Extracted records
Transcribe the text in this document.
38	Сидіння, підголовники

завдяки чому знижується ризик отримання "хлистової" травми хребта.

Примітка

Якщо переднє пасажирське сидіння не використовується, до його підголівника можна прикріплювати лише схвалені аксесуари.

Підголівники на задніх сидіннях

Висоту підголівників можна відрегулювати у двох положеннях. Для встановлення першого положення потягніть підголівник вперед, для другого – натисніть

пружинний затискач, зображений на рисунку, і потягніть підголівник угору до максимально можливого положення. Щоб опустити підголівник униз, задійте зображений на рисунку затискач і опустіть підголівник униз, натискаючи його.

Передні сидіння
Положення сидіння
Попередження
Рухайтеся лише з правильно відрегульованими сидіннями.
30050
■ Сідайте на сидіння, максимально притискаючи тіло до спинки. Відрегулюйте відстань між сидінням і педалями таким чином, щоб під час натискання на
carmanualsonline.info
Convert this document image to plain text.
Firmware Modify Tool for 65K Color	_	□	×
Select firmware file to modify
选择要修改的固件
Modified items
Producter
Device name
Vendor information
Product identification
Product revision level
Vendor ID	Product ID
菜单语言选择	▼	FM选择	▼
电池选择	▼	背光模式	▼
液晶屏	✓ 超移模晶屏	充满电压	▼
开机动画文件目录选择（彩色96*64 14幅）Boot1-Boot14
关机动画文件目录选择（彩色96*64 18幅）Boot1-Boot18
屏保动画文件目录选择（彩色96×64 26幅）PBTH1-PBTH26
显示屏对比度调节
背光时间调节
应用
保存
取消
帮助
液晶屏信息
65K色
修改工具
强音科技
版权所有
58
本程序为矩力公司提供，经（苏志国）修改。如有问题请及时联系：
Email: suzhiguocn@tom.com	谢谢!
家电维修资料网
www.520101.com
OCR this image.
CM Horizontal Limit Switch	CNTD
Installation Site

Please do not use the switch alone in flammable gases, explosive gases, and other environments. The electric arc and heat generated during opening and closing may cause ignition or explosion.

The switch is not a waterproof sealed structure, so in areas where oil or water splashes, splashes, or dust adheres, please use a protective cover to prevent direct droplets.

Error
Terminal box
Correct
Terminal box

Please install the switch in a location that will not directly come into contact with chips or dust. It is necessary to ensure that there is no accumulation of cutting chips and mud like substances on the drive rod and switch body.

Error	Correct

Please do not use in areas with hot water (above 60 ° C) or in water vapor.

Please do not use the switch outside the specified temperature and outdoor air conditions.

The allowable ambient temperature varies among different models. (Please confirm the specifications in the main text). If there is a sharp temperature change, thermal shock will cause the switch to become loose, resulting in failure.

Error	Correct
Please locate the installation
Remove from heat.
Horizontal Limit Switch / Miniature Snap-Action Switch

...

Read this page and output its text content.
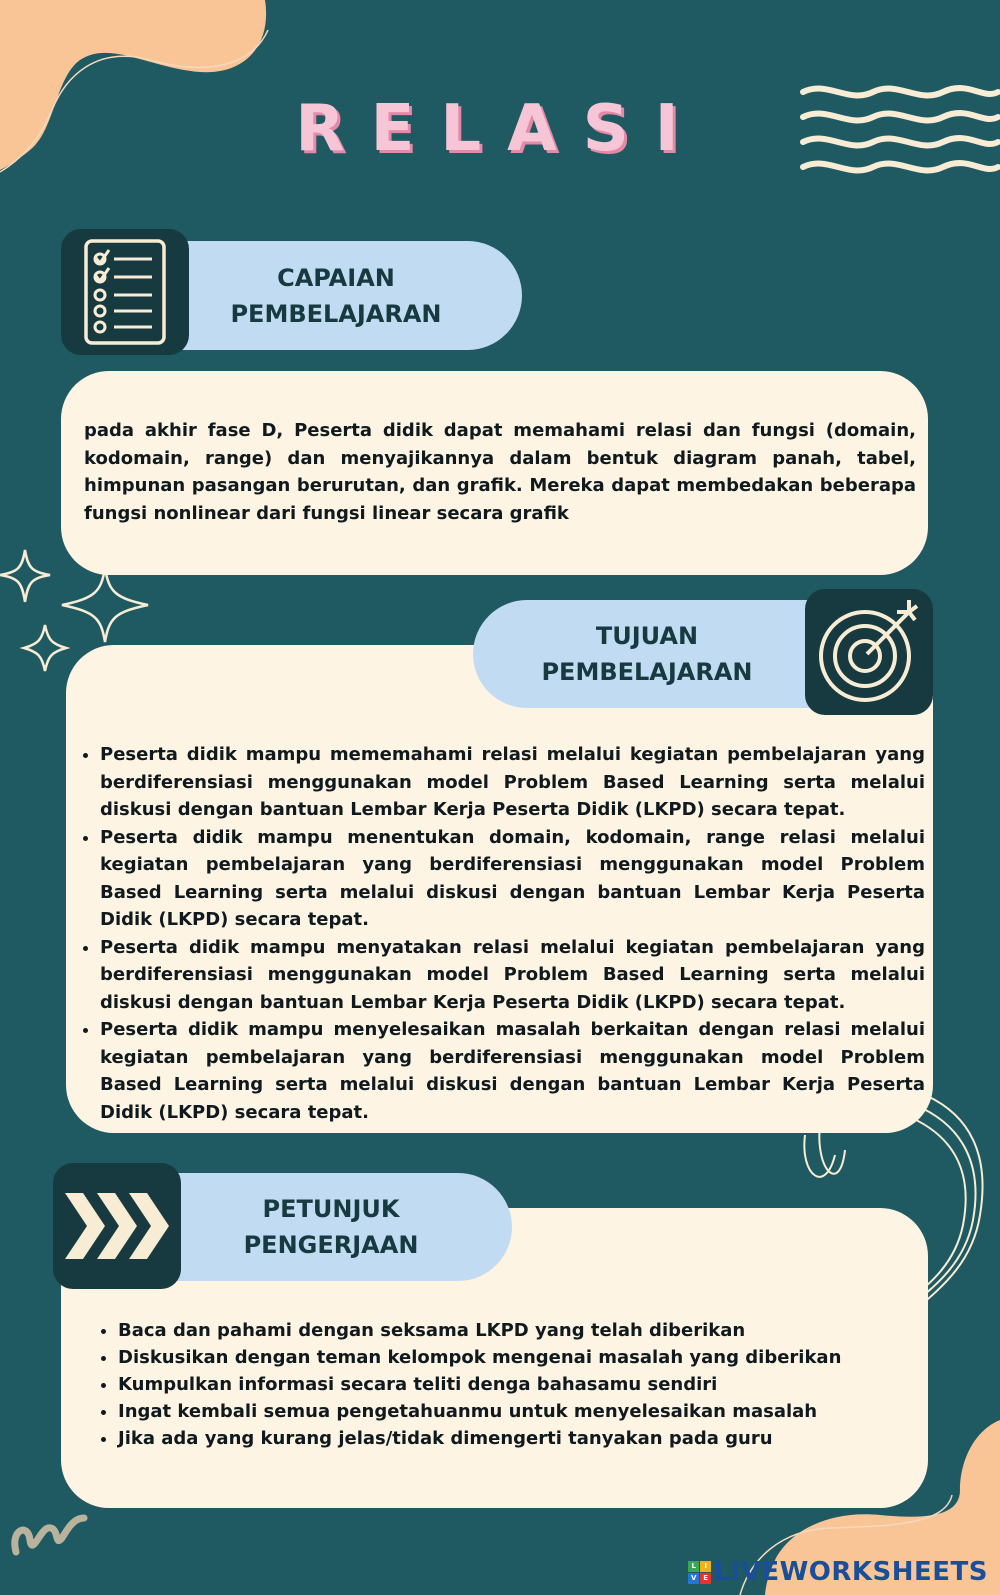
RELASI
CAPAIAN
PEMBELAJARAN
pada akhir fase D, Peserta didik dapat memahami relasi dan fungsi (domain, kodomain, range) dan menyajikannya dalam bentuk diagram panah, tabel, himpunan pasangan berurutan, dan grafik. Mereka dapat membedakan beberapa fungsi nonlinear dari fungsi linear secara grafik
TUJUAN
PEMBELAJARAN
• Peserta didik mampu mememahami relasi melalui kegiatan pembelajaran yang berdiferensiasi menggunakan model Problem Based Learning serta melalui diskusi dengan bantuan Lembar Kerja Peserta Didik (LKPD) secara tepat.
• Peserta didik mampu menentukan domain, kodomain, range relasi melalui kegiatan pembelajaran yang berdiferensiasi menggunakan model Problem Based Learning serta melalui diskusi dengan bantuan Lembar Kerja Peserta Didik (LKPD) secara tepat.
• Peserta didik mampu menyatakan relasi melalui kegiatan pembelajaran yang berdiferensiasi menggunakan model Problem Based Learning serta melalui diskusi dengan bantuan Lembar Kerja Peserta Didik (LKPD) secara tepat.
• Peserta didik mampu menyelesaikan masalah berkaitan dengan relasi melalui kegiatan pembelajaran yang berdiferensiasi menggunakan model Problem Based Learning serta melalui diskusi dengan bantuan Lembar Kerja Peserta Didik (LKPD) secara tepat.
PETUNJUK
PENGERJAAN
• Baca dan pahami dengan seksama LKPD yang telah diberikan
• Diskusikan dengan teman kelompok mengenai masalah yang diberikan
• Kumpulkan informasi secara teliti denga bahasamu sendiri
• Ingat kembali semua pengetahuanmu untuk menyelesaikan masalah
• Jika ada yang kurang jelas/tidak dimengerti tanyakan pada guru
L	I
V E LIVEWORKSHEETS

◆ AIM:
Check each line in the records for the word "його" and say how many have it, with nothing else.

◆ RESPONSE TO THE EXERCISE:
2